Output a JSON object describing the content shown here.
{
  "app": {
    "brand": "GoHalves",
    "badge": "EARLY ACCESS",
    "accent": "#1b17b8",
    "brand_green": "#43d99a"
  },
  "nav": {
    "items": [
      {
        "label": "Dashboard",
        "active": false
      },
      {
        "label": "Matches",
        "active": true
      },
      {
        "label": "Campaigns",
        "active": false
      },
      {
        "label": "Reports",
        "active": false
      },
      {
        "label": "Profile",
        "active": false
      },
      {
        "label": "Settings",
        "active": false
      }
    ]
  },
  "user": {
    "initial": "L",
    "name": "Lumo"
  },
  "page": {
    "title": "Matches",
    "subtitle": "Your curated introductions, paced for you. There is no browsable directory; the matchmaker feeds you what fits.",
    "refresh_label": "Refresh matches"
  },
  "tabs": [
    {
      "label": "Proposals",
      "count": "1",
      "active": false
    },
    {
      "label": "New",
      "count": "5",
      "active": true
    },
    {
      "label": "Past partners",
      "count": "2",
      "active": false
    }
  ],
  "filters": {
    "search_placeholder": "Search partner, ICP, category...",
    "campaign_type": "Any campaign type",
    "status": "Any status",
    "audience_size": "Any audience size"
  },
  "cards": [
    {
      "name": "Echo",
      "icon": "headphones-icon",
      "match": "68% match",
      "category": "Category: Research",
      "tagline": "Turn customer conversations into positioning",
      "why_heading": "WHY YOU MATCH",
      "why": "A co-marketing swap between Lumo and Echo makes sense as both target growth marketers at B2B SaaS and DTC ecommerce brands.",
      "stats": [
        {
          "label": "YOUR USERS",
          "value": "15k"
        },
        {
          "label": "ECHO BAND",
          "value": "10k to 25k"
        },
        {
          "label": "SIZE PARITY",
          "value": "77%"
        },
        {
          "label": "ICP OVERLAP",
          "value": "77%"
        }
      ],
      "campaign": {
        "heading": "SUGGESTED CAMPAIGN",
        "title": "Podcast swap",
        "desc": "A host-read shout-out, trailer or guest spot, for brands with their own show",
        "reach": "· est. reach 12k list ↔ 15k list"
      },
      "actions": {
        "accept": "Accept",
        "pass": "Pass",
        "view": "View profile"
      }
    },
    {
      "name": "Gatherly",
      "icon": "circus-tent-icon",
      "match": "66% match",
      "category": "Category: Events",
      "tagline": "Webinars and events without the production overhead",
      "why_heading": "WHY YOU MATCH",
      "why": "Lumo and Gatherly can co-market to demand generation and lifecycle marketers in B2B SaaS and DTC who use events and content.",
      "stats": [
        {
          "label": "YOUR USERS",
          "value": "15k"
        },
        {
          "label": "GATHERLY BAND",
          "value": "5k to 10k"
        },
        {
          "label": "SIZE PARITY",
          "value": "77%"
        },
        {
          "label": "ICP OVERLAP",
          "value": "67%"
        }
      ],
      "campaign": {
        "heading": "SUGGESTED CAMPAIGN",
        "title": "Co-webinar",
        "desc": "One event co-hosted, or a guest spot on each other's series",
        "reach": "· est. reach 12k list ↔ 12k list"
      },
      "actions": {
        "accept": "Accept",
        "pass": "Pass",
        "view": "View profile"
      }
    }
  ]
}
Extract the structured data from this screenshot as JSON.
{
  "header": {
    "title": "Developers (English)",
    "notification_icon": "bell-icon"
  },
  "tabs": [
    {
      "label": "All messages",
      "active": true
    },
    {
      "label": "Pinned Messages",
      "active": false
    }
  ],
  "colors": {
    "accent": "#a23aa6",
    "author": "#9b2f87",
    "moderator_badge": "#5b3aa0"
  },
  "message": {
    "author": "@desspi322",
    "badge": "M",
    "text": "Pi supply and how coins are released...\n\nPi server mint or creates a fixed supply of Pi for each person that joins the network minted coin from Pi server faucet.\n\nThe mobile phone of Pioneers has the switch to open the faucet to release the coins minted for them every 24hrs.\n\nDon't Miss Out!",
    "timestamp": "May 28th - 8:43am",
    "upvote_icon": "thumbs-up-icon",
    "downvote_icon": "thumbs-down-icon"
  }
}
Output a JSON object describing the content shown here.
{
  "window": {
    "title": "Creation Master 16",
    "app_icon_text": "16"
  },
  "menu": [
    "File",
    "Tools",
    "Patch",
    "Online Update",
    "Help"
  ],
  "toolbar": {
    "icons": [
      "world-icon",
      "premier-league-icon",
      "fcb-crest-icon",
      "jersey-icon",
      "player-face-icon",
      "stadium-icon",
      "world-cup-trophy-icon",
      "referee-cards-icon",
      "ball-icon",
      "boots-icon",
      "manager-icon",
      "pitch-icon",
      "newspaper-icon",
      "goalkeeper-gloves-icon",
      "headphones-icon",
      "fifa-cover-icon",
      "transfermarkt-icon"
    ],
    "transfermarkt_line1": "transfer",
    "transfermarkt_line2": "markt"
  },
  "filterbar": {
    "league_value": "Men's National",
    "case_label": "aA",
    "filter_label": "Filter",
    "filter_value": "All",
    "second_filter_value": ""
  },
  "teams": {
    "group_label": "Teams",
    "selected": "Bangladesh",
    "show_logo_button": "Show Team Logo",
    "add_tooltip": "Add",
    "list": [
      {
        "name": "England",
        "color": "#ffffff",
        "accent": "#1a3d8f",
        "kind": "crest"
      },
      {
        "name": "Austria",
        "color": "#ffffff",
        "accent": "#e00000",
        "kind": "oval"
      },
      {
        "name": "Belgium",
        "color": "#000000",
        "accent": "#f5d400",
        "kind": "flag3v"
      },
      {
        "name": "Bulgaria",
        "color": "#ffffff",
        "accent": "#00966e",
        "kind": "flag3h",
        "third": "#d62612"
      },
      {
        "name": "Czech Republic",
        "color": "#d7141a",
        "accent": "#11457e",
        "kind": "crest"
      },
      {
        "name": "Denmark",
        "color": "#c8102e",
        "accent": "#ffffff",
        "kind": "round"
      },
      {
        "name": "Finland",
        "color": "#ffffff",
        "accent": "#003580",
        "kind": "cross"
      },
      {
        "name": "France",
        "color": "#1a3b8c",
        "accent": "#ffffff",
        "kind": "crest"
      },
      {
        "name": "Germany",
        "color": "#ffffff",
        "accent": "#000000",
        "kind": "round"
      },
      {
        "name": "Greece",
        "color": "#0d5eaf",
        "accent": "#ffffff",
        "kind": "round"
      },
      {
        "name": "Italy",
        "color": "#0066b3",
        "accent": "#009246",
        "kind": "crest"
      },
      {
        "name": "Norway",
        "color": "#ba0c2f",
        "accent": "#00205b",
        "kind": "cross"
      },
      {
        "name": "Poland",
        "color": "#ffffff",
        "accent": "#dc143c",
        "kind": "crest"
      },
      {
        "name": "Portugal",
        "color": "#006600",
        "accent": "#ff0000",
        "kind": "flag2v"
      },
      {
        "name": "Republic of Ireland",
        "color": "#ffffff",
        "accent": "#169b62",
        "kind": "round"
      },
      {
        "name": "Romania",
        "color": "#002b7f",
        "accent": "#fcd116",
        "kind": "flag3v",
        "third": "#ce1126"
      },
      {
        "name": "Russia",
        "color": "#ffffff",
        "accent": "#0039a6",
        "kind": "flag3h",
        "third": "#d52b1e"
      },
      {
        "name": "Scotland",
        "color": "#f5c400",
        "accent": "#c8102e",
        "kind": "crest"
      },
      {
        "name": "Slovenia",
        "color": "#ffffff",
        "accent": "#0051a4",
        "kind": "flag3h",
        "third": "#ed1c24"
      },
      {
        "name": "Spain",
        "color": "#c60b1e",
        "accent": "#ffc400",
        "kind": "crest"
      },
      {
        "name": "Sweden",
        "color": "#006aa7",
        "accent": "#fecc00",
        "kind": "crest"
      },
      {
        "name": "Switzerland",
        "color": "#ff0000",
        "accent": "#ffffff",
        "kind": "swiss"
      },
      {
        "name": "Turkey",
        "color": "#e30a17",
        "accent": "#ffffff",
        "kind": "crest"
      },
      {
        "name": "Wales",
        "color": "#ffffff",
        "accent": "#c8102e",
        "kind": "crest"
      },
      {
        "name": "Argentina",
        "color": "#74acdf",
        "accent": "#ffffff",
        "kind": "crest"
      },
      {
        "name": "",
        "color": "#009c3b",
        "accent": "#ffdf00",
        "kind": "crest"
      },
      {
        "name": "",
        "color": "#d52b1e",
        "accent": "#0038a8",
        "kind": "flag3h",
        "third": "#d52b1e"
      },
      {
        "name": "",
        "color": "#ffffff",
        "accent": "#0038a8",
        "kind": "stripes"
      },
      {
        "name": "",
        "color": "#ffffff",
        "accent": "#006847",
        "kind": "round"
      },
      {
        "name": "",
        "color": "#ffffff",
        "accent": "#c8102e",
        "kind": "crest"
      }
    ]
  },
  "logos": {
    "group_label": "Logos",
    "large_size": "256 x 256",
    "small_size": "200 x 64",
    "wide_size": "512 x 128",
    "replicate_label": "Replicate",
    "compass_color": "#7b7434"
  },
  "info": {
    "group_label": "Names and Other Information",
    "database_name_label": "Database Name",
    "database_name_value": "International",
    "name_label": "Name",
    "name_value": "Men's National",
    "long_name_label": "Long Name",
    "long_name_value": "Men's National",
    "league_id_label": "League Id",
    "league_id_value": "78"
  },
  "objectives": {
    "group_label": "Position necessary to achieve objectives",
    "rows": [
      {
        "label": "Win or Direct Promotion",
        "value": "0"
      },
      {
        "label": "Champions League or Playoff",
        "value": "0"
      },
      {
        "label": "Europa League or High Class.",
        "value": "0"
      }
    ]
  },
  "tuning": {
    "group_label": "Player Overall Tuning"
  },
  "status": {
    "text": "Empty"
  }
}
────────────────────
Written exercise — Copy every line above that includes the string "brands".

Reply to the exercise —
      "why": "A co-marketing swap between Lumo and Echo makes sense as both target growth marketers at B2B SaaS and DTC ecommerce brands.",
        "desc": "A host-read shout-out, trailer or guest spot, for brands with their own show",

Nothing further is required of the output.